■ Task requirements
Repeat every record below exactly as it appears.

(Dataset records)
----------
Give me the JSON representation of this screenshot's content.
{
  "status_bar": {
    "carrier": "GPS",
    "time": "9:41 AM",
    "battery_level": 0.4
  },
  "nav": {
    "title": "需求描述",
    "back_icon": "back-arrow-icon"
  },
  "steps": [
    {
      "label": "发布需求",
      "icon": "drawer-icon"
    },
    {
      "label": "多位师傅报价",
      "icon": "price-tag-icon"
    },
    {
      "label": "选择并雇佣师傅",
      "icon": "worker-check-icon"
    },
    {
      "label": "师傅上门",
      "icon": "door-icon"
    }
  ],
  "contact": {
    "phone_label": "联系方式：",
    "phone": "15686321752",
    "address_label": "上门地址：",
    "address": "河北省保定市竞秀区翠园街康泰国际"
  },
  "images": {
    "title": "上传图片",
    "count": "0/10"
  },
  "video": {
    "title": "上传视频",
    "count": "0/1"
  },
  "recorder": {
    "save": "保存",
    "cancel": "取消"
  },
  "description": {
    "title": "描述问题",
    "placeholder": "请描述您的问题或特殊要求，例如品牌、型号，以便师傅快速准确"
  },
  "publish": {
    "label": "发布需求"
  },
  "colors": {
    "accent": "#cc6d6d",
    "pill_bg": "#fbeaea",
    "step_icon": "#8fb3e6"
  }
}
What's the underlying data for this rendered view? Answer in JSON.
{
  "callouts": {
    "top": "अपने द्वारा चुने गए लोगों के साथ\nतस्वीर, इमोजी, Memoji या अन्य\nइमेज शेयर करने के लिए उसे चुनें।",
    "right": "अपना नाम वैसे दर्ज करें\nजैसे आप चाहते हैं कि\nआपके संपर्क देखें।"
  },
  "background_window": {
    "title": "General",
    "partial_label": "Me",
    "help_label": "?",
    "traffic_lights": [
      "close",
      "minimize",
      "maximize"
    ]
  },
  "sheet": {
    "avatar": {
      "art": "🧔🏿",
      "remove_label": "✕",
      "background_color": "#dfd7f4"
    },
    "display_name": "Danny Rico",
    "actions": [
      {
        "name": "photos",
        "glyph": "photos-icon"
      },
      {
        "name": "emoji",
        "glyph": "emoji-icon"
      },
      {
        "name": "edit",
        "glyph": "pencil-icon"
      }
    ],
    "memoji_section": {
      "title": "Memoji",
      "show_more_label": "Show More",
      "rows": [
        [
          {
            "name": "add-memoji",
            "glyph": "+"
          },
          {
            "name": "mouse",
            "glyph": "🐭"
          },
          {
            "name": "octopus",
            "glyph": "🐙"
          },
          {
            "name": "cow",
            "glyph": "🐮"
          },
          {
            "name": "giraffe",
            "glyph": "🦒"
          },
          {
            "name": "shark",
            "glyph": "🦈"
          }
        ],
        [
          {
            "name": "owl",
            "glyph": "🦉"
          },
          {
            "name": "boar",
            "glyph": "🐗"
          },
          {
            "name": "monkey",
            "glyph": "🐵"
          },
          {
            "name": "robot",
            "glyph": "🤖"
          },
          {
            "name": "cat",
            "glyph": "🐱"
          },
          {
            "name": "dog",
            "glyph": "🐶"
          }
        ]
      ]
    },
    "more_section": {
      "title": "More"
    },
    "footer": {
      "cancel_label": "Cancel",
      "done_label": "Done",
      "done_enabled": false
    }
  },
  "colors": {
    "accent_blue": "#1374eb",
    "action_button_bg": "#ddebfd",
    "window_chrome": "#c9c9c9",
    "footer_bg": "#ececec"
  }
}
----------
■ Finished task
Give me the JSON representation of this screenshot's content.
{
  "status_bar": {
    "carrier": "GPS",
    "time": "9:41 AM",
    "battery_level": 0.4
  },
  "nav": {
    "title": "需求描述",
    "back_icon": "back-arrow-icon"
  },
  "steps": [
    {
      "label": "发布需求",
      "icon": "drawer-icon"
    },
    {
      "label": "多位师傅报价",
      "icon": "price-tag-icon"
    },
    {
      "label": "选择并雇佣师傅",
      "icon": "worker-check-icon"
    },
    {
      "label": "师傅上门",
      "icon": "door-icon"
    }
  ],
  "contact": {
    "phone_label": "联系方式：",
    "phone": "15686321752",
    "address_label": "上门地址：",
    "address": "河北省保定市竞秀区翠园街康泰国际"
  },
  "images": {
    "title": "上传图片",
    "count": "0/10"
  },
  "video": {
    "title": "上传视频",
    "count": "0/1"
  },
  "recorder": {
    "save": "保存",
    "cancel": "取消"
  },
  "description": {
    "title": "描述问题",
    "placeholder": "请描述您的问题或特殊要求，例如品牌、型号，以便师傅快速准确"
  },
  "publish": {
    "label": "发布需求"
  },
  "colors": {
    "accent": "#cc6d6d",
    "pill_bg": "#fbeaea",
    "step_icon": "#8fb3e6"
  }
}
What's the underlying data for this rendered view? Answer in JSON.
{
  "callouts": {
    "top": "अपने द्वारा चुने गए लोगों के साथ\nतस्वीर, इमोजी, Memoji या अन्य\nइमेज शेयर करने के लिए उसे चुनें।",
    "right": "अपना नाम वैसे दर्ज करें\nजैसे आप चाहते हैं कि\nआपके संपर्क देखें।"
  },
  "background_window": {
    "title": "General",
    "partial_label": "Me",
    "help_label": "?",
    "traffic_lights": [
      "close",
      "minimize",
      "maximize"
    ]
  },
  "sheet": {
    "avatar": {
      "art": "🧔🏿",
      "remove_label": "✕",
      "background_color": "#dfd7f4"
    },
    "display_name": "Danny Rico",
    "actions": [
      {
        "name": "photos",
        "glyph": "photos-icon"
      },
      {
        "name": "emoji",
        "glyph": "emoji-icon"
      },
      {
        "name": "edit",
        "glyph": "pencil-icon"
      }
    ],
    "memoji_section": {
      "title": "Memoji",
      "show_more_label": "Show More",
      "rows": [
        [
          {
            "name": "add-memoji",
            "glyph": "+"
          },
          {
            "name": "mouse",
            "glyph": "🐭"
          },
          {
            "name": "octopus",
            "glyph": "🐙"
          },
          {
            "name": "cow",
            "glyph": "🐮"
          },
          {
            "name": "giraffe",
            "glyph": "🦒"
          },
          {
            "name": "shark",
            "glyph": "🦈"
          }
        ],
        [
          {
            "name": "owl",
            "glyph": "🦉"
          },
          {
            "name": "boar",
            "glyph": "🐗"
          },
          {
            "name": "monkey",
            "glyph": "🐵"
          },
          {
            "name": "robot",
            "glyph": "🤖"
          },
          {
            "name": "cat",
            "glyph": "🐱"
          },
          {
            "name": "dog",
            "glyph": "🐶"
          }
        ]
      ]
    },
    "more_section": {
      "title": "More"
    },
    "footer": {
      "cancel_label": "Cancel",
      "done_label": "Done",
      "done_enabled": false
    }
  },
  "colors": {
    "accent_blue": "#1374eb",
    "action_button_bg": "#ddebfd",
    "window_chrome": "#c9c9c9",
    "footer_bg": "#ececec"
  }
}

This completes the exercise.